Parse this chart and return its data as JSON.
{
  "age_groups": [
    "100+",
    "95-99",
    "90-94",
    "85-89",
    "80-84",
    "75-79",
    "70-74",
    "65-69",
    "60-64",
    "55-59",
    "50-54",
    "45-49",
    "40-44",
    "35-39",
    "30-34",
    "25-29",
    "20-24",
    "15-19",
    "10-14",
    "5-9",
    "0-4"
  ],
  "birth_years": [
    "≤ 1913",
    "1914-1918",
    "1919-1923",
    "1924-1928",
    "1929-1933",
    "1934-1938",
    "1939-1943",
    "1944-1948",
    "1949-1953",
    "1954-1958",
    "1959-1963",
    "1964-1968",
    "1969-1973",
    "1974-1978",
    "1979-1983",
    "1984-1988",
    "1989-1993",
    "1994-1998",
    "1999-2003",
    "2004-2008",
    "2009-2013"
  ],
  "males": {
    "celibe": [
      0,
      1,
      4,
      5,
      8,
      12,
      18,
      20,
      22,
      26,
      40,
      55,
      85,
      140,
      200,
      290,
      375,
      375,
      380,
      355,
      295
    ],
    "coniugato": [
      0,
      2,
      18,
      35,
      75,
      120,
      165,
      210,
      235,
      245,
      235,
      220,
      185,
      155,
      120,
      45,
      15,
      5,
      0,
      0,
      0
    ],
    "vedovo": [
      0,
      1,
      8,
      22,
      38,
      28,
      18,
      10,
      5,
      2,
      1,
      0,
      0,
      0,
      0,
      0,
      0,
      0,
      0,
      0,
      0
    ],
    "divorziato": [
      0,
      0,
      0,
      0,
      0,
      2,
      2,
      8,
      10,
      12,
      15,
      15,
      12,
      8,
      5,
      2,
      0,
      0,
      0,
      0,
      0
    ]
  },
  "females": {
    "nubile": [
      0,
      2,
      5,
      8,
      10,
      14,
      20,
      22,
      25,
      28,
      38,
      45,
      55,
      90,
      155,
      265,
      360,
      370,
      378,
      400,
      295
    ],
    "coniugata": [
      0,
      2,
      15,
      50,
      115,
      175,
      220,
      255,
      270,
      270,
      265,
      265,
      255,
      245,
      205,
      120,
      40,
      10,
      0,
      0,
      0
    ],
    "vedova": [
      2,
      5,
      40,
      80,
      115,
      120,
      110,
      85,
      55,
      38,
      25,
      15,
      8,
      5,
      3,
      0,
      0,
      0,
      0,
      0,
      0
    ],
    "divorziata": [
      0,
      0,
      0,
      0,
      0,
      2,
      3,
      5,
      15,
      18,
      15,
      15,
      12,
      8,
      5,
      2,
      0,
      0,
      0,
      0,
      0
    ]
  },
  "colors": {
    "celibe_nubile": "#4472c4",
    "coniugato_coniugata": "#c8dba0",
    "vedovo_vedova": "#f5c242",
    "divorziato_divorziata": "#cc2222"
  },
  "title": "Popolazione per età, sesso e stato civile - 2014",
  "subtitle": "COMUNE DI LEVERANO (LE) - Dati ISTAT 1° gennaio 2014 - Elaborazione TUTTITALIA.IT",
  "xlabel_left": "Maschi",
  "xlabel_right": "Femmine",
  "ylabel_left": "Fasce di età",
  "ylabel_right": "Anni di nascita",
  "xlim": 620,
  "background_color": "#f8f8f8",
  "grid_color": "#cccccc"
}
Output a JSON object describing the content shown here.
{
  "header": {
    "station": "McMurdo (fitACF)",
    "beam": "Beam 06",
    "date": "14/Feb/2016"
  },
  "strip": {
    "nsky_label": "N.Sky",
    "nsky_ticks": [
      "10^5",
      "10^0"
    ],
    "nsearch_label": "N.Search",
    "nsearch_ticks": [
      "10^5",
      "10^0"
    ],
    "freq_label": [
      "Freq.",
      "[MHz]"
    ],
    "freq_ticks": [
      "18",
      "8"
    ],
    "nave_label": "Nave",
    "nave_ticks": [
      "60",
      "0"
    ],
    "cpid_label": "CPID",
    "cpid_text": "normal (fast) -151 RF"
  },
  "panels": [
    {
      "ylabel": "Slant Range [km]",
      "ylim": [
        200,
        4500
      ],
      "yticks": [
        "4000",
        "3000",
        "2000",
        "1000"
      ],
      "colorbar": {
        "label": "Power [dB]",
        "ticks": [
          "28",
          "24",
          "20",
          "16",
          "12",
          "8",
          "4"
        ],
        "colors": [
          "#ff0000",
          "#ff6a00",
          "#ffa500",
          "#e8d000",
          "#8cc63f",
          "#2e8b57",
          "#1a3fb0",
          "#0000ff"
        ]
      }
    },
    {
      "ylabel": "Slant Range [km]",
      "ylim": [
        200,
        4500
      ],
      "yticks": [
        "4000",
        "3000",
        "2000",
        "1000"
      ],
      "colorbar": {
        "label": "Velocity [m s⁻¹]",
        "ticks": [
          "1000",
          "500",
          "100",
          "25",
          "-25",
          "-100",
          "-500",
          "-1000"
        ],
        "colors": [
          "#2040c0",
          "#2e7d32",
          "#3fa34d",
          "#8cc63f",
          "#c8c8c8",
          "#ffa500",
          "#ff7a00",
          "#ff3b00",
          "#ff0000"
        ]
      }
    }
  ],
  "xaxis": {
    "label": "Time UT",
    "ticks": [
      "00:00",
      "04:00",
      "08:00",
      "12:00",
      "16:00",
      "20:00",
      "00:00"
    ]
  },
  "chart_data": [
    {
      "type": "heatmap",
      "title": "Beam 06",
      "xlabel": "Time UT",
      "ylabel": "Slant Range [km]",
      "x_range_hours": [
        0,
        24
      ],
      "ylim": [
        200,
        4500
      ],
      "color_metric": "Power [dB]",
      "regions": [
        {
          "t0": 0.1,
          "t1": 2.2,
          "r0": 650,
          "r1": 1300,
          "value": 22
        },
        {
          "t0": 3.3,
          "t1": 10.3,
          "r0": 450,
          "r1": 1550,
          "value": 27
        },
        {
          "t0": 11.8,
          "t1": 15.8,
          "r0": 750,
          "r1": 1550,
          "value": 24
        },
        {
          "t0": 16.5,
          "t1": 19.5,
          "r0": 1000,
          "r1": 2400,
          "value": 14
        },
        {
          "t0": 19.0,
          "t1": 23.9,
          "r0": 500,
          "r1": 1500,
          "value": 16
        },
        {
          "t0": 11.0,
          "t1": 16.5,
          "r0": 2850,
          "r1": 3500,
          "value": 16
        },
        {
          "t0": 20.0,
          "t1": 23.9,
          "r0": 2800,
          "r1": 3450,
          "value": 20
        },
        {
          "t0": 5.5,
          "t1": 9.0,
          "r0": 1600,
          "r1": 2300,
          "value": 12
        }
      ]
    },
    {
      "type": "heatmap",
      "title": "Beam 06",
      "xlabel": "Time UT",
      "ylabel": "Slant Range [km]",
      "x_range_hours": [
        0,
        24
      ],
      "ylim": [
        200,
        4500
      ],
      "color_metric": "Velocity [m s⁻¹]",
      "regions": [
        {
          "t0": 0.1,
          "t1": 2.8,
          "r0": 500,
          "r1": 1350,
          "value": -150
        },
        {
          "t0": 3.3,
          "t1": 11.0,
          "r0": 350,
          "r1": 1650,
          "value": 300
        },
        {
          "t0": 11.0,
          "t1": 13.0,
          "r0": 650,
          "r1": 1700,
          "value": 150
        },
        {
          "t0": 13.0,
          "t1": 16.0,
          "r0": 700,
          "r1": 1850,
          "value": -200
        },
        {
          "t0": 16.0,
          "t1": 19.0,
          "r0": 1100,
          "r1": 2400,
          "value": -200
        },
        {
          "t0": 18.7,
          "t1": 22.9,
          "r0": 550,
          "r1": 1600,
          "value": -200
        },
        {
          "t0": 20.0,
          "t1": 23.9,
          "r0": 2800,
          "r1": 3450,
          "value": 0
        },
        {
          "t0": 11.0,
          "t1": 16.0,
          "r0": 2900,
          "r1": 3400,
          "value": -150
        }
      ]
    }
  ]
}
______
Going through the lines above one by one, tally those with the word "Power" and give only the total.

### Written answer
2